§ **Extracted text**:
You may want to chat with sailers at the Oak Harbor Yacht Club


----------



## FSJunky (Sep 12, 2016)

I have found a sailing school, and convinced my wife to go for her ASA101. that way she can make her own call on how she likes it and learn with out me interfering. just curious what a good time of year is. I know up hear in the PNW the summers are best for sun and warmth, but the wind dies down. any suggestions?


----------



## twoshoes (Aug 19, 2010)

FSJunky said:


> I know up hear in the PNW the summers are best for sun and warmth, but the wind dies down. any suggestions?


Sail in the summer anyway, or late spring, or early fall. :wink


----------



## midwesterner (Dec 14, 2015)

Regarding how to introduce the family to sailing: learn to sail first; and identify a boat or a charter; and take them out on some idyllic, sunny, light wind, bluebird kind of day.

I'm a Child Development specialist and what Faster said in the second post, about kids, is spot-on. Buy that toddler his own set of inexpensive binoculars (real binoculars, not a toy but nothing expensive) and maybe a small mesh seine dip net for seeing what's in the water by the beach.

§ **Short problem A**: Format every line of both entries below as a JSON list of strings, one string per line, leaving out blank lines and the pictures.

§ **Information supplied**:

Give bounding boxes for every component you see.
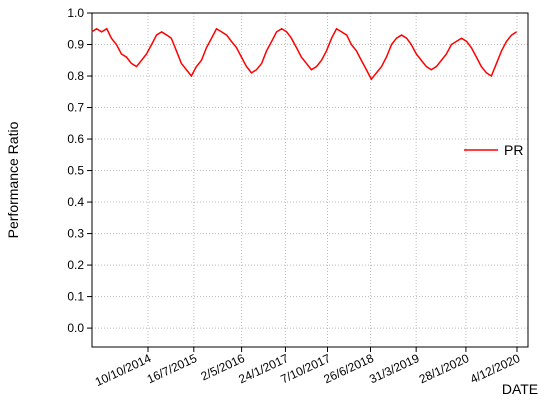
- y-tick-label: 0.6: [67, 132, 84, 146]
- y-axis-label: Performance Ratio: [5, 121, 21, 238]
- x-tick-label: 28/1/2020: [417, 351, 472, 386]
- y-tick-label: 0.1: [67, 290, 84, 304]
- y-tick-label: 0.3: [67, 227, 84, 241]
- x-tick-label: 16/7/2015: [145, 351, 200, 386]
- y-tick-label: 0.8: [67, 69, 84, 83]
- x-tick-label: 26/6/2018: [321, 351, 376, 386]
- plot-frame: [91, 12, 529, 348]
- y-tick-label: 0.5: [67, 164, 84, 178]
- y-tick-label: 0.7: [67, 101, 84, 115]
- y-tick-label: 1.0: [67, 6, 84, 20]
- legend-label: PR: [504, 142, 523, 158]
- y-tick-label: 0.0: [67, 321, 84, 335]
- y-tick-label: 0.2: [67, 258, 84, 272]
- line: [91, 27, 517, 81]
- y-tick-label: 0.9: [67, 38, 84, 52]
- x-tick-label: 10/10/2014: [93, 351, 154, 389]
- y-tick-label: 0.4: [67, 195, 84, 209]
- x-axis-label: DATE: [502, 381, 538, 397]
- x-tick-label: 31/3/2019: [367, 351, 422, 386]
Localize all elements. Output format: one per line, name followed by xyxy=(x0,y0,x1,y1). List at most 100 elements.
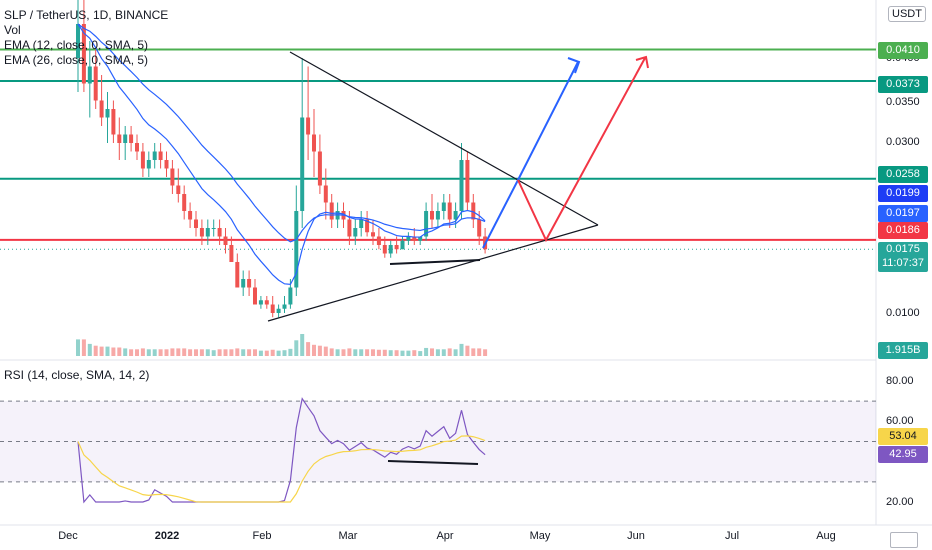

§ **Short problem B**: Which usernames appear as post headings in the sailing thread?

§ **Solution A**:
[
  "Give bounding boxes for every component you see.",
  "- y-tick-label: 0.6: [67, 132, 84, 146]",
  "- y-axis-label: Performance Ratio: [5, 121, 21, 238]",
  "- x-tick-label: 28/1/2020: [417, 351, 472, 386]",
  "- y-tick-label: 0.1: [67, 290, 84, 304]",
  "- y-tick-label: 0.3: [67, 227, 84, 241]",
  "- x-tick-label: 16/7/2015: [145, 351, 200, 386]",
  "- y-tick-label: 0.8: [67, 69, 84, 83]",
  "- x-tick-label: 26/6/2018: [321, 351, 376, 386]",
  "- plot-frame: [91, 12, 529, 348]",
  "- y-tick-label: 0.5: [67, 164, 84, 178]",
  "- y-tick-label: 0.7: [67, 101, 84, 115]",
  "- y-tick-label: 1.0: [67, 6, 84, 20]",
  "- legend-label: PR: [504, 142, 523, 158]",
  "- y-tick-label: 0.0: [67, 321, 84, 335]",
  "- y-tick-label: 0.2: [67, 258, 84, 272]",
  "- line: [91, 27, 517, 81]",
  "- y-tick-label: 0.9: [67, 38, 84, 52]",
  "- x-tick-label: 10/10/2014: [93, 351, 154, 389]",
  "- y-tick-label: 0.4: [67, 195, 84, 209]",
  "- x-axis-label: DATE: [502, 381, 538, 397]",
  "- x-tick-label: 31/3/2019: [367, 351, 422, 386]",
  "Localize all elements. Output format: one per line, name followed by xyxy=(x0,y0,x1,y1). List at most 100 elements."
]

§ **Solution B**:
FSJunky
twoshoes
midwesterner